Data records
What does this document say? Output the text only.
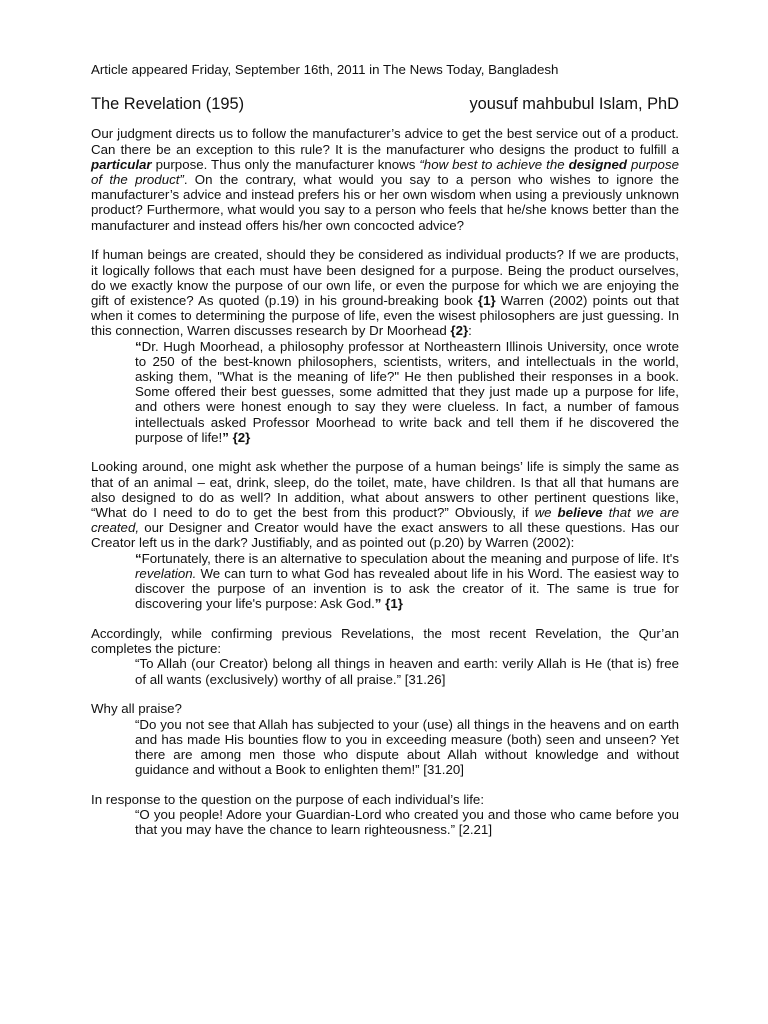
Article appeared Friday, September 16th, 2011 in The News Today, Bangladesh
The Revelation (195)	yousuf mahbubul Islam, PhD

Our judgment directs us to follow the manufacturer’s advice to get the best service out of a product. Can there be an exception to this rule? It is the manufacturer who designs the product to fulfill a particular purpose. Thus only the manufacturer knows “how best to achieve the designed purpose of the product”. On the contrary, what would you say to a person who wishes to ignore the manufacturer’s advice and instead prefers his or her own wisdom when using a previously unknown product? Furthermore, what would you say to a person who feels that he/she knows better than the manufacturer and instead offers his/her own concocted advice?

If human beings are created, should they be considered as individual products? If we are products, it logically follows that each must have been designed for a purpose. Being the product ourselves, do we exactly know the purpose of our own life, or even the purpose for which we are enjoying the gift of existence? As quoted (p.19) in his ground-breaking book {1} Warren (2002) points out that when it comes to determining the purpose of life, even the wisest philosophers are just guessing. In this connection, Warren discusses research by Dr Moorhead {2}:

“Dr. Hugh Moorhead, a philosophy professor at Northeastern Illinois University, once wrote to 250 of the best-known philosophers, scientists, writers, and intellectuals in the world, asking them, "What is the meaning of life?" He then published their responses in a book. Some offered their best guesses, some admitted that they just made up a purpose for life, and others were honest enough to say they were clueless. In fact, a number of famous intellectuals asked Professor Moorhead to write back and tell them if he discovered the purpose of life!” {2}

Looking around, one might ask whether the purpose of a human beings’ life is simply the same as that of an animal – eat, drink, sleep, do the toilet, mate, have children. Is that all that humans are also designed to do as well? In addition, what about answers to other pertinent questions like, “What do I need to do to get the best from this product?” Obviously, if we believe that we are created, our Designer and Creator would have the exact answers to all these questions. Has our Creator left us in the dark? Justifiably, and as pointed out (p.20) by Warren (2002):

“Fortunately, there is an alternative to speculation about the meaning and purpose of life. It's revelation. We can turn to what God has revealed about life in his Word. The easiest way to discover the purpose of an invention is to ask the creator of it. The same is true for discovering your life's purpose: Ask God.” {1}

Accordingly, while confirming previous Revelations, the most recent Revelation, the Qur’an completes the picture:

“To Allah (our Creator) belong all things in heaven and earth: verily Allah is He (that is) free of all wants (exclusively) worthy of all praise.” [31.26]

Why all praise?

“Do you not see that Allah has subjected to your (use) all things in the heavens and on earth and has made His bounties flow to you in exceeding measure (both) seen and unseen? Yet there are among men those who dispute about Allah without knowledge and without guidance and without a Book to enlighten them!” [31.20]

In response to the question on the purpose of each individual’s life:

“O you people! Adore your Guardian-Lord who created you and those who came before you that you may have the chance to learn righteousness.” [2.21]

» **Short exercise**
Count up every line above that has the word "those" in it; answer with the number alone.

» **Result**
2